Stored records >>
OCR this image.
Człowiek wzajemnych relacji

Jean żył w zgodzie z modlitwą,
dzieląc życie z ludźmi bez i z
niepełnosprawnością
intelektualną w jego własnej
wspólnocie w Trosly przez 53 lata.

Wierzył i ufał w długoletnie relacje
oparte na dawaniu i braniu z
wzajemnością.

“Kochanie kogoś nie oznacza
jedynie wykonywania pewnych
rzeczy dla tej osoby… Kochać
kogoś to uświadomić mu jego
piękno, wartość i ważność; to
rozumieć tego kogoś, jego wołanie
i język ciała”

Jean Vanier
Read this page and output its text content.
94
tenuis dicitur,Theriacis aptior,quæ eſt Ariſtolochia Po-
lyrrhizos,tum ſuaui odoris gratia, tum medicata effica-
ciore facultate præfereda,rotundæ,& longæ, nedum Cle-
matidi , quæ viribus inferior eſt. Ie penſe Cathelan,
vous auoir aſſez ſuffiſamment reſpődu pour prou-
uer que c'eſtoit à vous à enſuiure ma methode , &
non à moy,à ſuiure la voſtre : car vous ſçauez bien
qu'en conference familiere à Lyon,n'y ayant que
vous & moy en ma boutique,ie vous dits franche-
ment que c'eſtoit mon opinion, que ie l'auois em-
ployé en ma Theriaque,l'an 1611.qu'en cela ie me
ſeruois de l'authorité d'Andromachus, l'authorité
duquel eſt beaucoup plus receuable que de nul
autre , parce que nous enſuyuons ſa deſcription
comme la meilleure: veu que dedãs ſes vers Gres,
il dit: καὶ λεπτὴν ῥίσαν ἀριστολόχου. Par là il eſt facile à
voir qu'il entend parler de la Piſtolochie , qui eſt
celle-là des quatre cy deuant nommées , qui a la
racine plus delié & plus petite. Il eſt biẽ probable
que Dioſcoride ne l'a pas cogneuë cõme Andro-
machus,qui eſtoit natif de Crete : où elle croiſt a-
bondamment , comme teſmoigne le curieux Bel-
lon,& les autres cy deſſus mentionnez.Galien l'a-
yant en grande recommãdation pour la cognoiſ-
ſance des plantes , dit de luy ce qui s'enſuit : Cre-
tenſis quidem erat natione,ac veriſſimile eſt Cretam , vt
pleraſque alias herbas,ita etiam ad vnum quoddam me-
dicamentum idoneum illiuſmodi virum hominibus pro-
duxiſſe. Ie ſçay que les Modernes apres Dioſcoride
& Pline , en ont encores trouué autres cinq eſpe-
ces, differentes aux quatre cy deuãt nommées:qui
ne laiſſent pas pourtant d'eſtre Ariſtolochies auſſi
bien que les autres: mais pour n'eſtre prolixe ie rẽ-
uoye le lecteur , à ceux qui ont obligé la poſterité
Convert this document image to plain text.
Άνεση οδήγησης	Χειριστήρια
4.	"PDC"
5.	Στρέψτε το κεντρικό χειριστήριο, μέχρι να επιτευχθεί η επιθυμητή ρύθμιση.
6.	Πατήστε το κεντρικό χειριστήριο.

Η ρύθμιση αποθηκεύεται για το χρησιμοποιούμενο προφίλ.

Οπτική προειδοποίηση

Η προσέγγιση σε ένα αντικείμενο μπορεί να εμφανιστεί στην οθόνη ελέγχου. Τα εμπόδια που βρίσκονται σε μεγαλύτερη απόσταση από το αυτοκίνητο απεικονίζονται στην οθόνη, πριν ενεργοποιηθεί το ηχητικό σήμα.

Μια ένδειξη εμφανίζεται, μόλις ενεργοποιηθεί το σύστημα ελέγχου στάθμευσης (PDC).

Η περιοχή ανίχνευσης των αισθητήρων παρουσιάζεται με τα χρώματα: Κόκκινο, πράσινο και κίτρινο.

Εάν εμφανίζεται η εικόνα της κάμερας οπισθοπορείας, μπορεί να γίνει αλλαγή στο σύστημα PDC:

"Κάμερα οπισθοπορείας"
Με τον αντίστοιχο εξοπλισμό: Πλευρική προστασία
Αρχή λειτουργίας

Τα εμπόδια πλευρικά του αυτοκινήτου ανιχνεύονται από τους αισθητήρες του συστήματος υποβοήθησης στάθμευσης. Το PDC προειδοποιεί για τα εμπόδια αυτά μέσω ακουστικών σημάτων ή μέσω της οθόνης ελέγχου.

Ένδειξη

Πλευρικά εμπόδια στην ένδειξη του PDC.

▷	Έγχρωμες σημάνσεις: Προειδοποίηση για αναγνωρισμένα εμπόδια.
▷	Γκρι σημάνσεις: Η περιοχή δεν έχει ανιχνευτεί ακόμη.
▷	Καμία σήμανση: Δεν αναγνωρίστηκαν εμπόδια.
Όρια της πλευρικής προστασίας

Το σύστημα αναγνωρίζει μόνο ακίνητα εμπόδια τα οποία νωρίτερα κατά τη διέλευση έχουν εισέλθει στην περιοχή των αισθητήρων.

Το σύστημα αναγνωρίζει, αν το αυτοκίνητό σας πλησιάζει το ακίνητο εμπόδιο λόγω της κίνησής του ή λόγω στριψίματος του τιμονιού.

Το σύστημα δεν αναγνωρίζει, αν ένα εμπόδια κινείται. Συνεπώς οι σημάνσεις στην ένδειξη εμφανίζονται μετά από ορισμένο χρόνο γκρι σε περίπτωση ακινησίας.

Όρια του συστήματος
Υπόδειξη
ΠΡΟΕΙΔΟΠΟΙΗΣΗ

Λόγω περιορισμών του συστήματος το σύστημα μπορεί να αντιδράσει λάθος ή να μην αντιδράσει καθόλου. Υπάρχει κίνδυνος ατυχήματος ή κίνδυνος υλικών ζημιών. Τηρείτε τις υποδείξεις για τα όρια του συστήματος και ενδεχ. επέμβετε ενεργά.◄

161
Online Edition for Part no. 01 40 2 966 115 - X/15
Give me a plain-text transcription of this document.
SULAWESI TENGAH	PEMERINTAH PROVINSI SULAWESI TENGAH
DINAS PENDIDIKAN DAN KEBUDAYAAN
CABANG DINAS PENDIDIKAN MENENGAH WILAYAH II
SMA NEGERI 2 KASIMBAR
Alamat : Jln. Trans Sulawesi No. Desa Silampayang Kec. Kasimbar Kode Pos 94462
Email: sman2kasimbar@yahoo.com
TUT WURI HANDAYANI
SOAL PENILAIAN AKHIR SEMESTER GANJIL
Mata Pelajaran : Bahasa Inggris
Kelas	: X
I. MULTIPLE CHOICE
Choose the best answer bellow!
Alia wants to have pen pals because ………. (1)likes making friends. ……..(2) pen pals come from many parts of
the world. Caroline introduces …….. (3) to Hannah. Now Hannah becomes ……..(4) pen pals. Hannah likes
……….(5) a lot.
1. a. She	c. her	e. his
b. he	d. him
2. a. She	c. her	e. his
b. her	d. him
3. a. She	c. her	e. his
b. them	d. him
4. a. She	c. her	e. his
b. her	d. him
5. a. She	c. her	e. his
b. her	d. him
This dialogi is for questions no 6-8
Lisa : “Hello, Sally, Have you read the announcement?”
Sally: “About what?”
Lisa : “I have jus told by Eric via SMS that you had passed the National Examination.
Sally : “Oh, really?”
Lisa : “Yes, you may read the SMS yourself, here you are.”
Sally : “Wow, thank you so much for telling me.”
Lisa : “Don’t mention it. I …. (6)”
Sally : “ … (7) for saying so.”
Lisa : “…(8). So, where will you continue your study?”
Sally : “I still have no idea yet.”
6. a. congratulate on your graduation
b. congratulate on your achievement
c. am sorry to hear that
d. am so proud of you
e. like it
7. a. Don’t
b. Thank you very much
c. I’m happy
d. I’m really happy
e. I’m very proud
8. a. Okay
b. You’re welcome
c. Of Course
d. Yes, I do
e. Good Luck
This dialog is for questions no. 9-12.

OBJECTIVE >>
All the entries above need to be reproduced exactly.

COMPLETE RESPONSE >>
OCR this image.
Człowiek wzajemnych relacji

Jean żył w zgodzie z modlitwą,
dzieląc życie z ludźmi bez i z
niepełnosprawnością
intelektualną w jego własnej
wspólnocie w Trosly przez 53 lata.

Wierzył i ufał w długoletnie relacje
oparte na dawaniu i braniu z
wzajemnością.

“Kochanie kogoś nie oznacza
jedynie wykonywania pewnych
rzeczy dla tej osoby… Kochać
kogoś to uświadomić mu jego
piękno, wartość i ważność; to
rozumieć tego kogoś, jego wołanie
i język ciała”

Jean Vanier
Read this page and output its text content.
94
tenuis dicitur,Theriacis aptior,quæ eſt Ariſtolochia Po-
lyrrhizos,tum ſuaui odoris gratia, tum medicata effica-
ciore facultate præfereda,rotundæ,& longæ, nedum Cle-
matidi , quæ viribus inferior eſt. Ie penſe Cathelan,
vous auoir aſſez ſuffiſamment reſpődu pour prou-
uer que c'eſtoit à vous à enſuiure ma methode , &
non à moy,à ſuiure la voſtre : car vous ſçauez bien
qu'en conference familiere à Lyon,n'y ayant que
vous & moy en ma boutique,ie vous dits franche-
ment que c'eſtoit mon opinion, que ie l'auois em-
ployé en ma Theriaque,l'an 1611.qu'en cela ie me
ſeruois de l'authorité d'Andromachus, l'authorité
duquel eſt beaucoup plus receuable que de nul
autre , parce que nous enſuyuons ſa deſcription
comme la meilleure: veu que dedãs ſes vers Gres,
il dit: καὶ λεπτὴν ῥίσαν ἀριστολόχου. Par là il eſt facile à
voir qu'il entend parler de la Piſtolochie , qui eſt
celle-là des quatre cy deuant nommées , qui a la
racine plus delié & plus petite. Il eſt biẽ probable
que Dioſcoride ne l'a pas cogneuë cõme Andro-
machus,qui eſtoit natif de Crete : où elle croiſt a-
bondamment , comme teſmoigne le curieux Bel-
lon,& les autres cy deſſus mentionnez.Galien l'a-
yant en grande recommãdation pour la cognoiſ-
ſance des plantes , dit de luy ce qui s'enſuit : Cre-
tenſis quidem erat natione,ac veriſſimile eſt Cretam , vt
pleraſque alias herbas,ita etiam ad vnum quoddam me-
dicamentum idoneum illiuſmodi virum hominibus pro-
duxiſſe. Ie ſçay que les Modernes apres Dioſcoride
& Pline , en ont encores trouué autres cinq eſpe-
ces, differentes aux quatre cy deuãt nommées:qui
ne laiſſent pas pourtant d'eſtre Ariſtolochies auſſi
bien que les autres: mais pour n'eſtre prolixe ie rẽ-
uoye le lecteur , à ceux qui ont obligé la poſterité
Convert this document image to plain text.
Άνεση οδήγησης	Χειριστήρια
4.	"PDC"
5.	Στρέψτε το κεντρικό χειριστήριο, μέχρι να επιτευχθεί η επιθυμητή ρύθμιση.
6.	Πατήστε το κεντρικό χειριστήριο.

Η ρύθμιση αποθηκεύεται για το χρησιμοποιούμενο προφίλ.

Οπτική προειδοποίηση

Η προσέγγιση σε ένα αντικείμενο μπορεί να εμφανιστεί στην οθόνη ελέγχου. Τα εμπόδια που βρίσκονται σε μεγαλύτερη απόσταση από το αυτοκίνητο απεικονίζονται στην οθόνη, πριν ενεργοποιηθεί το ηχητικό σήμα.

Μια ένδειξη εμφανίζεται, μόλις ενεργοποιηθεί το σύστημα ελέγχου στάθμευσης (PDC).

Η περιοχή ανίχνευσης των αισθητήρων παρουσιάζεται με τα χρώματα: Κόκκινο, πράσινο και κίτρινο.

Εάν εμφανίζεται η εικόνα της κάμερας οπισθοπορείας, μπορεί να γίνει αλλαγή στο σύστημα PDC:

"Κάμερα οπισθοπορείας"
Με τον αντίστοιχο εξοπλισμό: Πλευρική προστασία
Αρχή λειτουργίας

Τα εμπόδια πλευρικά του αυτοκινήτου ανιχνεύονται από τους αισθητήρες του συστήματος υποβοήθησης στάθμευσης. Το PDC προειδοποιεί για τα εμπόδια αυτά μέσω ακουστικών σημάτων ή μέσω της οθόνης ελέγχου.

Ένδειξη

Πλευρικά εμπόδια στην ένδειξη του PDC.

▷	Έγχρωμες σημάνσεις: Προειδοποίηση για αναγνωρισμένα εμπόδια.
▷	Γκρι σημάνσεις: Η περιοχή δεν έχει ανιχνευτεί ακόμη.
▷	Καμία σήμανση: Δεν αναγνωρίστηκαν εμπόδια.
Όρια της πλευρικής προστασίας

Το σύστημα αναγνωρίζει μόνο ακίνητα εμπόδια τα οποία νωρίτερα κατά τη διέλευση έχουν εισέλθει στην περιοχή των αισθητήρων.

Το σύστημα αναγνωρίζει, αν το αυτοκίνητό σας πλησιάζει το ακίνητο εμπόδιο λόγω της κίνησής του ή λόγω στριψίματος του τιμονιού.

Το σύστημα δεν αναγνωρίζει, αν ένα εμπόδια κινείται. Συνεπώς οι σημάνσεις στην ένδειξη εμφανίζονται μετά από ορισμένο χρόνο γκρι σε περίπτωση ακινησίας.

Όρια του συστήματος
Υπόδειξη
ΠΡΟΕΙΔΟΠΟΙΗΣΗ

Λόγω περιορισμών του συστήματος το σύστημα μπορεί να αντιδράσει λάθος ή να μην αντιδράσει καθόλου. Υπάρχει κίνδυνος ατυχήματος ή κίνδυνος υλικών ζημιών. Τηρείτε τις υποδείξεις για τα όρια του συστήματος και ενδεχ. επέμβετε ενεργά.◄

161
Online Edition for Part no. 01 40 2 966 115 - X/15
Give me a plain-text transcription of this document.
SULAWESI TENGAH	PEMERINTAH PROVINSI SULAWESI TENGAH
DINAS PENDIDIKAN DAN KEBUDAYAAN
CABANG DINAS PENDIDIKAN MENENGAH WILAYAH II
SMA NEGERI 2 KASIMBAR
Alamat : Jln. Trans Sulawesi No. Desa Silampayang Kec. Kasimbar Kode Pos 94462
Email: sman2kasimbar@yahoo.com
TUT WURI HANDAYANI
SOAL PENILAIAN AKHIR SEMESTER GANJIL
Mata Pelajaran : Bahasa Inggris
Kelas	: X
I. MULTIPLE CHOICE
Choose the best answer bellow!
Alia wants to have pen pals because ………. (1)likes making friends. ……..(2) pen pals come from many parts of
the world. Caroline introduces …….. (3) to Hannah. Now Hannah becomes ……..(4) pen pals. Hannah likes
……….(5) a lot.
1. a. She	c. her	e. his
b. he	d. him
2. a. She	c. her	e. his
b. her	d. him
3. a. She	c. her	e. his
b. them	d. him
4. a. She	c. her	e. his
b. her	d. him
5. a. She	c. her	e. his
b. her	d. him
This dialogi is for questions no 6-8
Lisa : “Hello, Sally, Have you read the announcement?”
Sally: “About what?”
Lisa : “I have jus told by Eric via SMS that you had passed the National Examination.
Sally : “Oh, really?”
Lisa : “Yes, you may read the SMS yourself, here you are.”
Sally : “Wow, thank you so much for telling me.”
Lisa : “Don’t mention it. I …. (6)”
Sally : “ … (7) for saying so.”
Lisa : “…(8). So, where will you continue your study?”
Sally : “I still have no idea yet.”
6. a. congratulate on your graduation
b. congratulate on your achievement
c. am sorry to hear that
d. am so proud of you
e. like it
7. a. Don’t
b. Thank you very much
c. I’m happy
d. I’m really happy
e. I’m very proud
8. a. Okay
b. You’re welcome
c. Of Course
d. Yes, I do
e. Good Luck
This dialog is for questions no. 9-12.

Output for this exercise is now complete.